Reproduce the entries in full, with no changes.

Collected data entries
──────────────────────────────

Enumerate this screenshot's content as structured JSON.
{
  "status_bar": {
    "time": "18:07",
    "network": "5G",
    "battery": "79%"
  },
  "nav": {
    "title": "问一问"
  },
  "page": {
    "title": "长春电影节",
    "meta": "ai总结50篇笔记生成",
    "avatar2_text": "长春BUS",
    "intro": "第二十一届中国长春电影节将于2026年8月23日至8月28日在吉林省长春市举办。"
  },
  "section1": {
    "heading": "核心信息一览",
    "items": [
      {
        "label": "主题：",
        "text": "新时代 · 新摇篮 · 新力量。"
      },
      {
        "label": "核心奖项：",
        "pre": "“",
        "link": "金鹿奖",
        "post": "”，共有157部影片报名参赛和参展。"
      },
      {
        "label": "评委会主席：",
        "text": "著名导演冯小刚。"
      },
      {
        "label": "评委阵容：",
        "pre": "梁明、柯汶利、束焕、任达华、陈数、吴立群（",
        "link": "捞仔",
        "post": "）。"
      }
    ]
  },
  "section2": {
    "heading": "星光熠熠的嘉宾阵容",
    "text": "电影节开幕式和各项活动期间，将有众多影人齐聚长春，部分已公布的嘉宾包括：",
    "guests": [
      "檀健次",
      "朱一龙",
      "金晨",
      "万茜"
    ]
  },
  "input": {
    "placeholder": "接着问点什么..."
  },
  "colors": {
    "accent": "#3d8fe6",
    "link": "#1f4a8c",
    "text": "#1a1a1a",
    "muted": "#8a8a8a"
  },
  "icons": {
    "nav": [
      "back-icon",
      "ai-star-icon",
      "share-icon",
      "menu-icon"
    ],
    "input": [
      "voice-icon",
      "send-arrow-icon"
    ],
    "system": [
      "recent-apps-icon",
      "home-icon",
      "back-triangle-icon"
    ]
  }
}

──────────────────────────────

**Final result:**
Enumerate this screenshot's content as structured JSON.
{
  "status_bar": {
    "time": "18:07",
    "network": "5G",
    "battery": "79%"
  },
  "nav": {
    "title": "问一问"
  },
  "page": {
    "title": "长春电影节",
    "meta": "ai总结50篇笔记生成",
    "avatar2_text": "长春BUS",
    "intro": "第二十一届中国长春电影节将于2026年8月23日至8月28日在吉林省长春市举办。"
  },
  "section1": {
    "heading": "核心信息一览",
    "items": [
      {
        "label": "主题：",
        "text": "新时代 · 新摇篮 · 新力量。"
      },
      {
        "label": "核心奖项：",
        "pre": "“",
        "link": "金鹿奖",
        "post": "”，共有157部影片报名参赛和参展。"
      },
      {
        "label": "评委会主席：",
        "text": "著名导演冯小刚。"
      },
      {
        "label": "评委阵容：",
        "pre": "梁明、柯汶利、束焕、任达华、陈数、吴立群（",
        "link": "捞仔",
        "post": "）。"
      }
    ]
  },
  "section2": {
    "heading": "星光熠熠的嘉宾阵容",
    "text": "电影节开幕式和各项活动期间，将有众多影人齐聚长春，部分已公布的嘉宾包括：",
    "guests": [
      "檀健次",
      "朱一龙",
      "金晨",
      "万茜"
    ]
  },
  "input": {
    "placeholder": "接着问点什么..."
  },
  "colors": {
    "accent": "#3d8fe6",
    "link": "#1f4a8c",
    "text": "#1a1a1a",
    "muted": "#8a8a8a"
  },
  "icons": {
    "nav": [
      "back-icon",
      "ai-star-icon",
      "share-icon",
      "menu-icon"
    ],
    "input": [
      "voice-icon",
      "send-arrow-icon"
    ],
    "system": [
      "recent-apps-icon",
      "home-icon",
      "back-triangle-icon"
    ]
  }
}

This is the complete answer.